◆ **GIVEN INSTRUCTION**
Express the data as a JSON list of strings, beginning with the line containing "page-dot [184, 598, 196, 602]" and continuing through the line containing "geometric-portrait-image [105, 370, 190, 468]", with one string per line and blank lines omitted.

--- begin LISTED ENTRIES ---

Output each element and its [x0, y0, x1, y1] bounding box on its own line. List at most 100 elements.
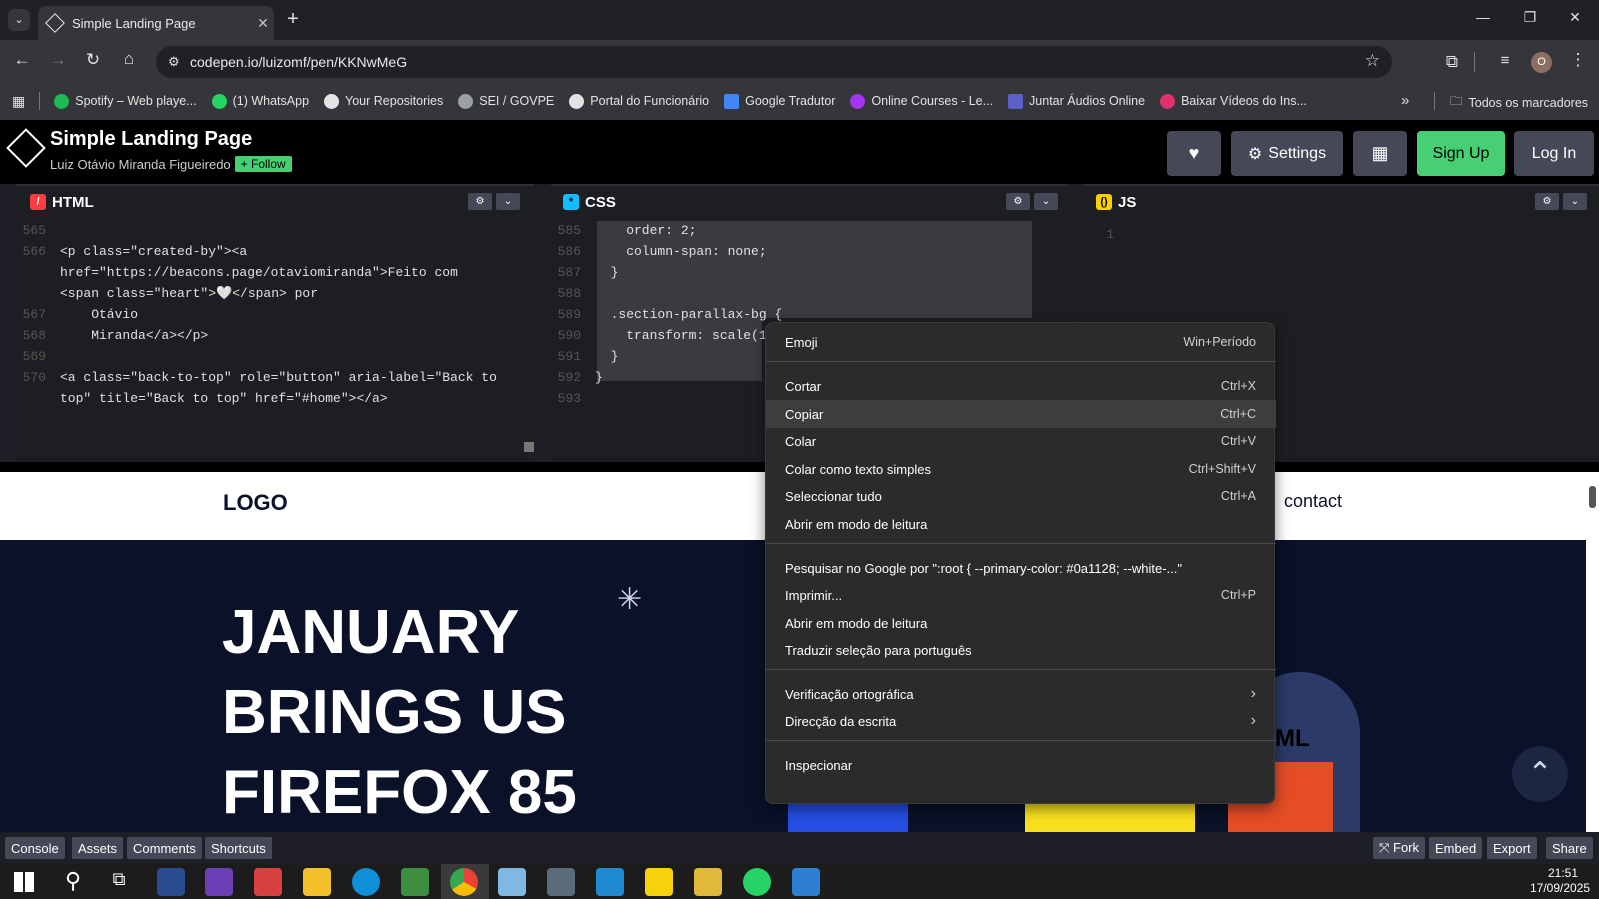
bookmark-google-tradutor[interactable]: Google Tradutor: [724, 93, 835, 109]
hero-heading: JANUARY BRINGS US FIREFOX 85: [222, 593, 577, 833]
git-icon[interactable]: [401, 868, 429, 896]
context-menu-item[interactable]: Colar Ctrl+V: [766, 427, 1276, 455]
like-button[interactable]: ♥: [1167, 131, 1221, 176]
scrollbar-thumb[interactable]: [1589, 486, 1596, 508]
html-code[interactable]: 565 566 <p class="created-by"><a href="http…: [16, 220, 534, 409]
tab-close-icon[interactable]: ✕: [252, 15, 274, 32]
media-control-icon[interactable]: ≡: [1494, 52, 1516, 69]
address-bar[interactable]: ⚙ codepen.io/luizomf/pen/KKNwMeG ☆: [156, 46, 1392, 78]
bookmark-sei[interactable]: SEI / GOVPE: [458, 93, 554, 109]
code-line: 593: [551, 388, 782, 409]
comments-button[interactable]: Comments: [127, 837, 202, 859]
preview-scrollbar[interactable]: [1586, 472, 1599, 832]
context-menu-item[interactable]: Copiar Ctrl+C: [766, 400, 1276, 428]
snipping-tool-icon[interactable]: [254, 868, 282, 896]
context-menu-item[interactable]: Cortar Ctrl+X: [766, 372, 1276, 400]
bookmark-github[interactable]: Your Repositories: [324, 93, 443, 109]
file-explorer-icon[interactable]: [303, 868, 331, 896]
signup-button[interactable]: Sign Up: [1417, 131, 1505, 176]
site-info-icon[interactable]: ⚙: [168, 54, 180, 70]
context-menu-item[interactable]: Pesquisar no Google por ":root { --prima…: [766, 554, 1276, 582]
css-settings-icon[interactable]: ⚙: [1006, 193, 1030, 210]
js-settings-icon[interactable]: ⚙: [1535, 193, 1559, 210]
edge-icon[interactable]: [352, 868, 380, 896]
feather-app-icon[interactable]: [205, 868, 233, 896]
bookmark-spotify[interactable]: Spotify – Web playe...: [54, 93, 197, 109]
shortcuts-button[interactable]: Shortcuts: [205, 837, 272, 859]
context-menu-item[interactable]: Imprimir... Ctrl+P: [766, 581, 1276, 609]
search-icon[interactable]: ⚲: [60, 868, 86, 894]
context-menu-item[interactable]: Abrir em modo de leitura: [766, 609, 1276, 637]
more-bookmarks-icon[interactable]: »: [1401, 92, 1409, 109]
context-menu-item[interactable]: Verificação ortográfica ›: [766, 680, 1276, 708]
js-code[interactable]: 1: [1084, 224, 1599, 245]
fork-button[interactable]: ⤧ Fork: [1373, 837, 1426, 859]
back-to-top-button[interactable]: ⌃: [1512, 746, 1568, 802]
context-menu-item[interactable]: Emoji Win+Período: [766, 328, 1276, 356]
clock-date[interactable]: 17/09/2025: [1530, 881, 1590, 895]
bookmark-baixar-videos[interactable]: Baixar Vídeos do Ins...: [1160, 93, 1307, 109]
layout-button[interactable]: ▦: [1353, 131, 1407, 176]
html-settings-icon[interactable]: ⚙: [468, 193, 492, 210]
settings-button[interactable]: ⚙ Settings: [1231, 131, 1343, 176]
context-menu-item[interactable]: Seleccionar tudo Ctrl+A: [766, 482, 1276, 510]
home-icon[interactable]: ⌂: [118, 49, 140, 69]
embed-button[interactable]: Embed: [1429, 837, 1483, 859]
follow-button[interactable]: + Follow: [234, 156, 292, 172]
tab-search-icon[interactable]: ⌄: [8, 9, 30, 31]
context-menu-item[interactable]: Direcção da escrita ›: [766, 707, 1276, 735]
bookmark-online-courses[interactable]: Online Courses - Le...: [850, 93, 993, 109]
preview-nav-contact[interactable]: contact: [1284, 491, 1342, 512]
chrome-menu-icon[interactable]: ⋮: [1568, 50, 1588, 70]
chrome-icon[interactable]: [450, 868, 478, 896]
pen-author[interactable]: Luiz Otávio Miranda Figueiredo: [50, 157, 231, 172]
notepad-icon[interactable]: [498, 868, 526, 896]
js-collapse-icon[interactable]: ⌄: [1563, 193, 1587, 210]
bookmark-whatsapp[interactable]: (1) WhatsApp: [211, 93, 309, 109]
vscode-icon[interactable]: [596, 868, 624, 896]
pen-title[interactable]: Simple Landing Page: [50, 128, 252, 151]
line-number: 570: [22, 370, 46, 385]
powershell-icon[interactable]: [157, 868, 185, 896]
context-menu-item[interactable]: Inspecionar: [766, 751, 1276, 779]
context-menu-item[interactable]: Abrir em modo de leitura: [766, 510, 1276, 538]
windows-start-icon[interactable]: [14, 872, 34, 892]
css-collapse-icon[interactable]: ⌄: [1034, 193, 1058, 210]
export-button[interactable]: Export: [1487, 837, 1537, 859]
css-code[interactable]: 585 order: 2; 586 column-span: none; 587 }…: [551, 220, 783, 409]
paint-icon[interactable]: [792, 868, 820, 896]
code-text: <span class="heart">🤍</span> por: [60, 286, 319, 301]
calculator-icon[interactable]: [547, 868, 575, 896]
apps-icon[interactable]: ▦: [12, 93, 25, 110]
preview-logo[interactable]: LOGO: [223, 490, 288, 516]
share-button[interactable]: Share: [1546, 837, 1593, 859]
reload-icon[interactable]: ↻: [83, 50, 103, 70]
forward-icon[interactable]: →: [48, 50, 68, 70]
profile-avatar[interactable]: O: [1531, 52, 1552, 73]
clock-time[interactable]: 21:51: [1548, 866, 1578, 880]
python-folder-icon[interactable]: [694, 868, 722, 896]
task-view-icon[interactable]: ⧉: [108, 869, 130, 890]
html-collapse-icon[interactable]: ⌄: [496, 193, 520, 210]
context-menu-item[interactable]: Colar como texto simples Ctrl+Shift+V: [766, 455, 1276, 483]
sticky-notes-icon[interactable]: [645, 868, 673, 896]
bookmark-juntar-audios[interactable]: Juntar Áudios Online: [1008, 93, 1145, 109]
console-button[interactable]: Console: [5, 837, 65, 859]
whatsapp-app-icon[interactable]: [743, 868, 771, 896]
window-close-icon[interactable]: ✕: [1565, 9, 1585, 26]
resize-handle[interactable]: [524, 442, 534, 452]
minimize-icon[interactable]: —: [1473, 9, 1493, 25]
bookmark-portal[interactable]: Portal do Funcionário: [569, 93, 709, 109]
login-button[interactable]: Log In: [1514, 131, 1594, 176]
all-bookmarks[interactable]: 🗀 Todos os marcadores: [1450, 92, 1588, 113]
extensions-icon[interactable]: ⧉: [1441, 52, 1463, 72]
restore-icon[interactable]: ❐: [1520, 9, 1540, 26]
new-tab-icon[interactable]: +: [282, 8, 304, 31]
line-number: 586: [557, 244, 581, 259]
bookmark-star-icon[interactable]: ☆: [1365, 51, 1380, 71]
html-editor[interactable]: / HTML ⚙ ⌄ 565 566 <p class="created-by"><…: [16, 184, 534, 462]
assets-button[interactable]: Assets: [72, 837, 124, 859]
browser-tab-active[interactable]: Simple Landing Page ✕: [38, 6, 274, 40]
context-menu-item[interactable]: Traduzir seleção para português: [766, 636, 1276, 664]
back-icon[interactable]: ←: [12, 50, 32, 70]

--- end LISTED ENTRIES ---
--- begin LISTED ENTRIES ---

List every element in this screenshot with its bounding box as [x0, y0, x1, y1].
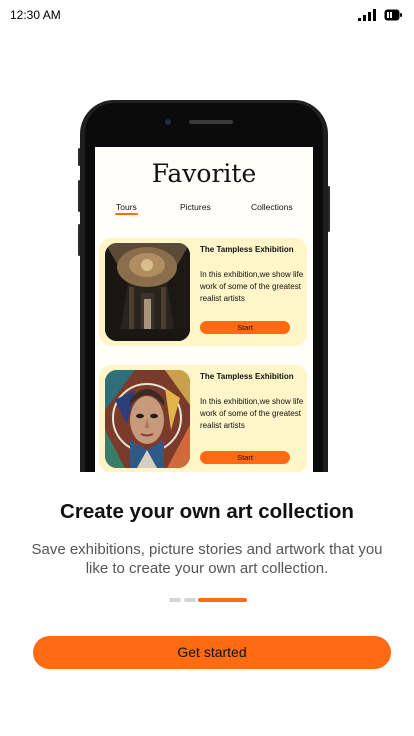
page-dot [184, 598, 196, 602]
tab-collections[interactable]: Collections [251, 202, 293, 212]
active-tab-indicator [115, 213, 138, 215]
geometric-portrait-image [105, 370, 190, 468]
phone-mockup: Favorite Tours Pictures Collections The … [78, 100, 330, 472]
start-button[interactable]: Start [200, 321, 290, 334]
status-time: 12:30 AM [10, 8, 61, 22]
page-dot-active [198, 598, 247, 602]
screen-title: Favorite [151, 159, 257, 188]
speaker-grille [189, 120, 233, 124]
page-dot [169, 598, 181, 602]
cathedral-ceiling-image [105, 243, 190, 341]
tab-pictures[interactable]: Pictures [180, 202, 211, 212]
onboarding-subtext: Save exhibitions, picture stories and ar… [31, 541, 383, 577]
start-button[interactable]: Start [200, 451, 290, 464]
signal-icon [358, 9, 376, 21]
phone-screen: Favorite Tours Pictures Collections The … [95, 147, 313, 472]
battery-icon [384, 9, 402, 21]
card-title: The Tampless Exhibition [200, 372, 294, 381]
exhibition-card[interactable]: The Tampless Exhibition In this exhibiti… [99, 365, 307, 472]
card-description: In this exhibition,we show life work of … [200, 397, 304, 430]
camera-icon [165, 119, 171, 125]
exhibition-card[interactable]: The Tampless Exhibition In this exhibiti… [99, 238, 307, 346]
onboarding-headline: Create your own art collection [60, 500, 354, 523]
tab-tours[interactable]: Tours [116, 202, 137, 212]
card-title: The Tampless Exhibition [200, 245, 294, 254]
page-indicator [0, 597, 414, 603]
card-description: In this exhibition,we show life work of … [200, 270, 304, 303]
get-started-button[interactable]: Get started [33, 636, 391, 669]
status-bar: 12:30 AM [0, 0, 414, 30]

--- end LISTED ENTRIES ---

◆ **FINISHED TASK**
[
  "page-dot [184, 598, 196, 602]",
  "tab-collections[interactable]: Collections [251, 202, 293, 212]",
  "active-tab-indicator [115, 213, 138, 215]",
  "geometric-portrait-image [105, 370, 190, 468]"
]